=== EXERCISE BRIEF ===
Show every line below where "сэру" can be found.

++++++++++++++++++++

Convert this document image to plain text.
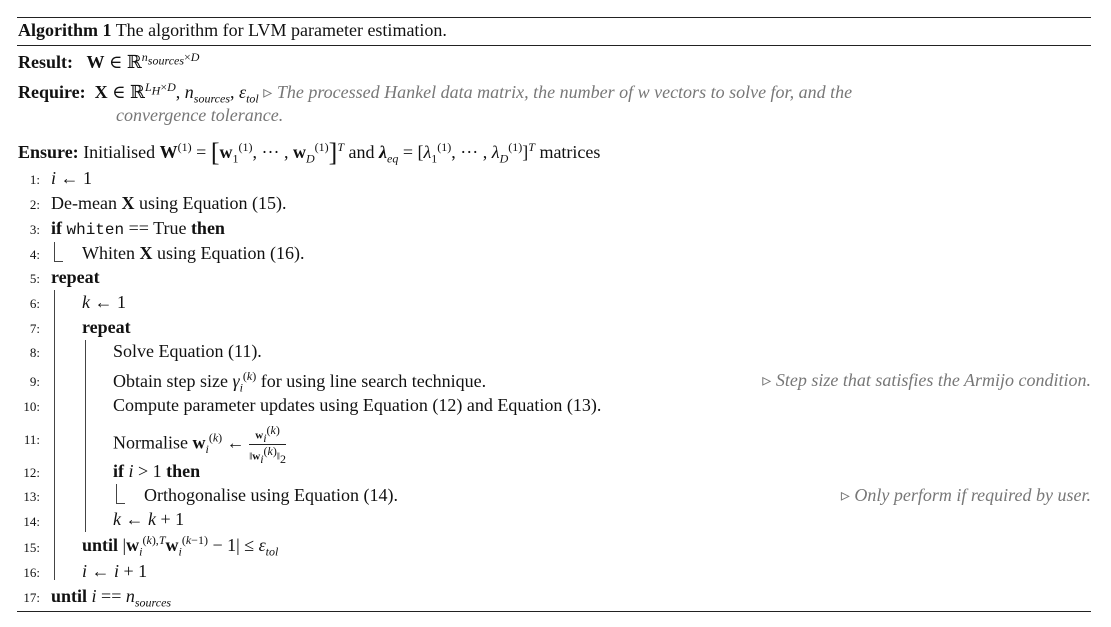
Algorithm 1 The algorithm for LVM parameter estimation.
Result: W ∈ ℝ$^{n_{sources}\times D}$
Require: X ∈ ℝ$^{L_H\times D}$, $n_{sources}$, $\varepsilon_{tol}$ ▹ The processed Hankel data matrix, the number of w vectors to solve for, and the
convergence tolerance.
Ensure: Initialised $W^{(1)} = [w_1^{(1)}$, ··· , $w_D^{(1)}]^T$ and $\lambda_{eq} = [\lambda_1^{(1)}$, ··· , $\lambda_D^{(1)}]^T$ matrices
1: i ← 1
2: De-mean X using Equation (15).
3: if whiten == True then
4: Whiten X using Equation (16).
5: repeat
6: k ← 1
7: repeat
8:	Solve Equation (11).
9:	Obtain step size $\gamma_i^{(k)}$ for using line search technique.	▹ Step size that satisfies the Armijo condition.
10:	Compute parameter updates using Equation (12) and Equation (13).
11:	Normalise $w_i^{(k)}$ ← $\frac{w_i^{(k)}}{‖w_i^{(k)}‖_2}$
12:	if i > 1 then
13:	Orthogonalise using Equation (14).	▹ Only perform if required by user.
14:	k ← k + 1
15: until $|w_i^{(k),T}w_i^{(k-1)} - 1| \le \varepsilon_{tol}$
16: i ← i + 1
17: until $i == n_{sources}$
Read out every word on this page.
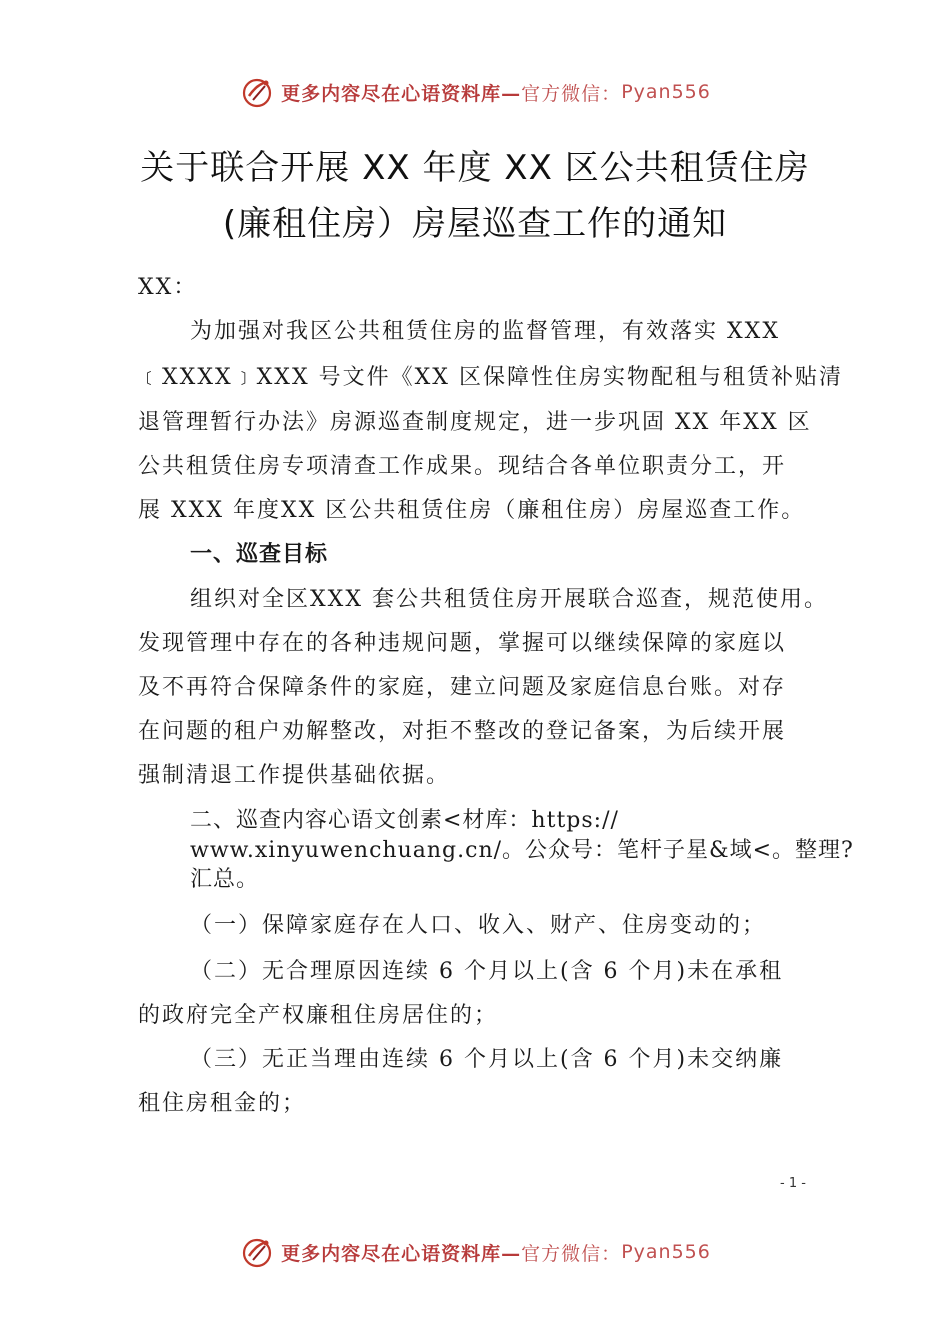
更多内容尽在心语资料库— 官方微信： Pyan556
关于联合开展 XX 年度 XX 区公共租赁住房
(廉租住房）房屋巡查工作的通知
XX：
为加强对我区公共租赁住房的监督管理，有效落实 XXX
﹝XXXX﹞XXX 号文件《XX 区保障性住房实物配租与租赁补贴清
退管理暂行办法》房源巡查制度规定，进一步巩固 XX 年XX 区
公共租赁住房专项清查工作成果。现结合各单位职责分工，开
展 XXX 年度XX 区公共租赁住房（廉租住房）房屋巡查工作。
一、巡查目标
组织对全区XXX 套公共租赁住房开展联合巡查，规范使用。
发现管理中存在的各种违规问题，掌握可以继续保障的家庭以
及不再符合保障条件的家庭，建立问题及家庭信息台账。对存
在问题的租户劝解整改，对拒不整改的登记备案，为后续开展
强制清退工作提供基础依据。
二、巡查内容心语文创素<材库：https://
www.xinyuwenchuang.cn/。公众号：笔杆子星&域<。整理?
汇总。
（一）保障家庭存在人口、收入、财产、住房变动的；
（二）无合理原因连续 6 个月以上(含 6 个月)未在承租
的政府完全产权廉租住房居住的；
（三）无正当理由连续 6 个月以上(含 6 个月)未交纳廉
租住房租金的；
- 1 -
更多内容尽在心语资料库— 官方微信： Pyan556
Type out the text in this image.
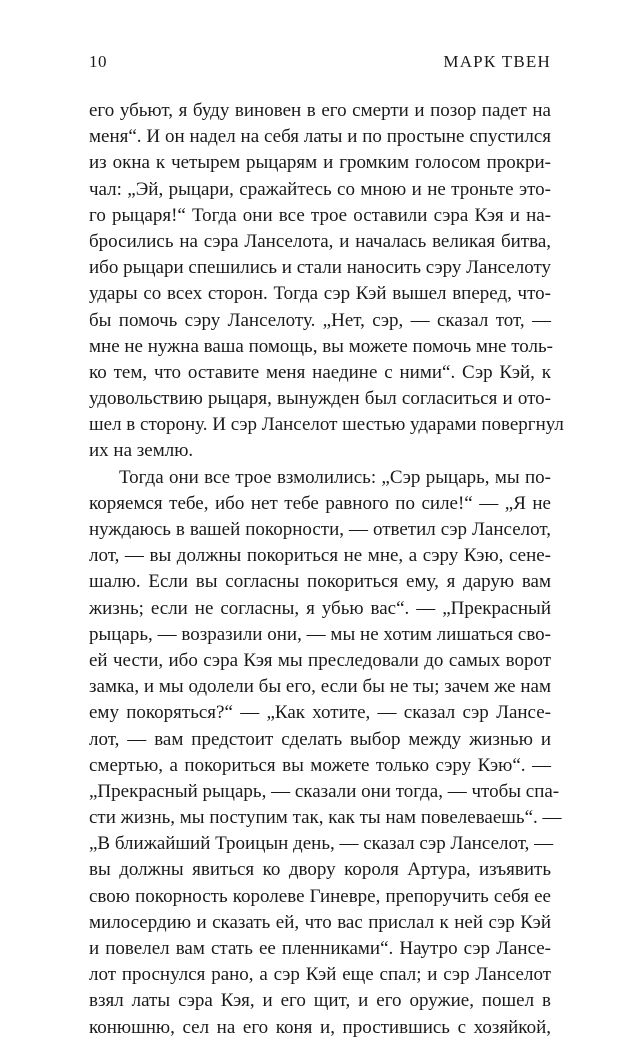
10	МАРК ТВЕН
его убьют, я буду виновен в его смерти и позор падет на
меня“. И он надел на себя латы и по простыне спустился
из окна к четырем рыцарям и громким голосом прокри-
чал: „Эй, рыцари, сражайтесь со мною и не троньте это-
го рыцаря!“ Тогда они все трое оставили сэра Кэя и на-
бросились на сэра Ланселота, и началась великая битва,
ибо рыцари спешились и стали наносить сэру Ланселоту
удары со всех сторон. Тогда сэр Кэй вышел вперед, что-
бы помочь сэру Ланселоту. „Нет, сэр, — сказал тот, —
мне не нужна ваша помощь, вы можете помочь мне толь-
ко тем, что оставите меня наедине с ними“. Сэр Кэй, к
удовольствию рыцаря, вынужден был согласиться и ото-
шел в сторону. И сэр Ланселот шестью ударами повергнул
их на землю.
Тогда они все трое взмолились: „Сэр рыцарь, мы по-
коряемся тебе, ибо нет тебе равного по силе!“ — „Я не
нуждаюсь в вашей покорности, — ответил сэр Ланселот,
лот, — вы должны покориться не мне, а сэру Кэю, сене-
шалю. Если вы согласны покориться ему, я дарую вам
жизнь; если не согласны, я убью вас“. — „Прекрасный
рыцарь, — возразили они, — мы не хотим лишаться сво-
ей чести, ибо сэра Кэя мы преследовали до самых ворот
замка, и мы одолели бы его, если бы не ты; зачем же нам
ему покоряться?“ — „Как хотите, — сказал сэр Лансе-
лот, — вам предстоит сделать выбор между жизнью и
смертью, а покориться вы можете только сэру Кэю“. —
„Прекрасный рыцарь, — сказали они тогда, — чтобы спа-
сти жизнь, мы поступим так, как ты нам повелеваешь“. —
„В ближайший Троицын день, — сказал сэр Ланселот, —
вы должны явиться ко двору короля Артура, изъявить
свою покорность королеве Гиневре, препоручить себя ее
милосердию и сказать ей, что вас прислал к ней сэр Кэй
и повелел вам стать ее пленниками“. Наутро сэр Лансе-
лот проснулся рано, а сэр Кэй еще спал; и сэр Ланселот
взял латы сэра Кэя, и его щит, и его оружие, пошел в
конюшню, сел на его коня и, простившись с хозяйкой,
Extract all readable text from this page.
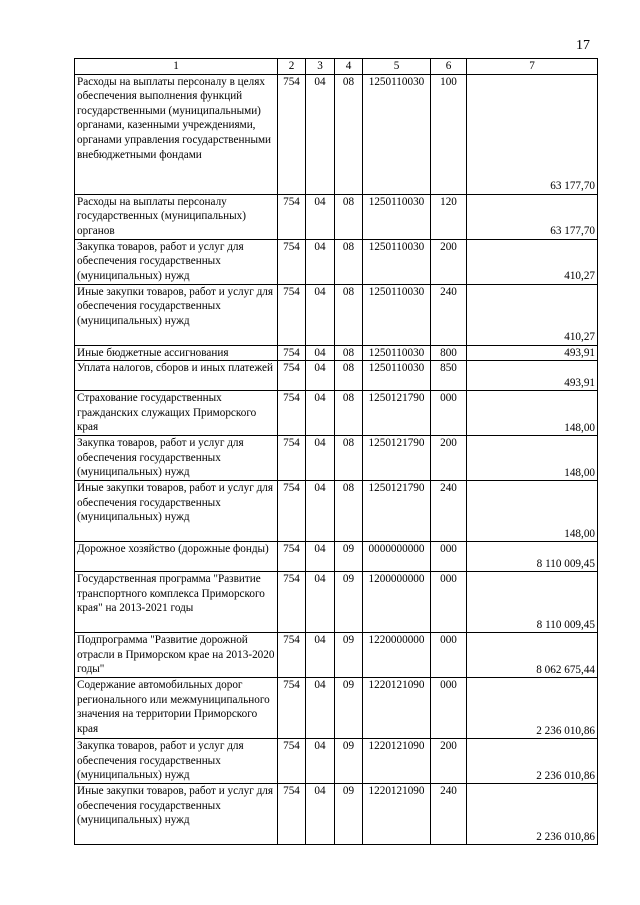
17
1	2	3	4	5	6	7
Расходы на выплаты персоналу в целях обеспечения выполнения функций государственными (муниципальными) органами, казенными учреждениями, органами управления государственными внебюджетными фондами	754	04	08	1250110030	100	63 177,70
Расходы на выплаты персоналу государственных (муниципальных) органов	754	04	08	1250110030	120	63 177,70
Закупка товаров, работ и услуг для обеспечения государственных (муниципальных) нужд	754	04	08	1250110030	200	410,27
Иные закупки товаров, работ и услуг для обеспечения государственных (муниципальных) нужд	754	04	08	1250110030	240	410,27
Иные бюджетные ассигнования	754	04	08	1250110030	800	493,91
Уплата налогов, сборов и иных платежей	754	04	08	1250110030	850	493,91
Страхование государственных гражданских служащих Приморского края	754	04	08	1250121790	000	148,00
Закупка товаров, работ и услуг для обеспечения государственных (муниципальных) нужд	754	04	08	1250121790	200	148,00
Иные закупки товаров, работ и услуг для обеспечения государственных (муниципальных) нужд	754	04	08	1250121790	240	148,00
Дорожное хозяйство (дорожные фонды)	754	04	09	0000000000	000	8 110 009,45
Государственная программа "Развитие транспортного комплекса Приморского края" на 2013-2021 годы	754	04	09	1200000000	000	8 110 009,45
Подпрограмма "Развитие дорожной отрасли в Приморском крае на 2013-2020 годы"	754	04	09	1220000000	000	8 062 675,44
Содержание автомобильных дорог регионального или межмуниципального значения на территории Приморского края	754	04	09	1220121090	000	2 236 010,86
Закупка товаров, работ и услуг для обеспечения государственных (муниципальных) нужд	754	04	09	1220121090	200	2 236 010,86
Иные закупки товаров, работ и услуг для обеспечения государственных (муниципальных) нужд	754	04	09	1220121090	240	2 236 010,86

++++++++++++++++++++

=== SOLUTION TO THE EXERCISE ===
ибо рыцари спешились и стали наносить сэру Ланселоту
бы помочь сэру Ланселоту. „Нет, сэр, — сказал тот, —
лот, — вы должны покориться не мне, а сэру Кэю, сене-
смертью, а покориться вы можете только сэру Кэю“. —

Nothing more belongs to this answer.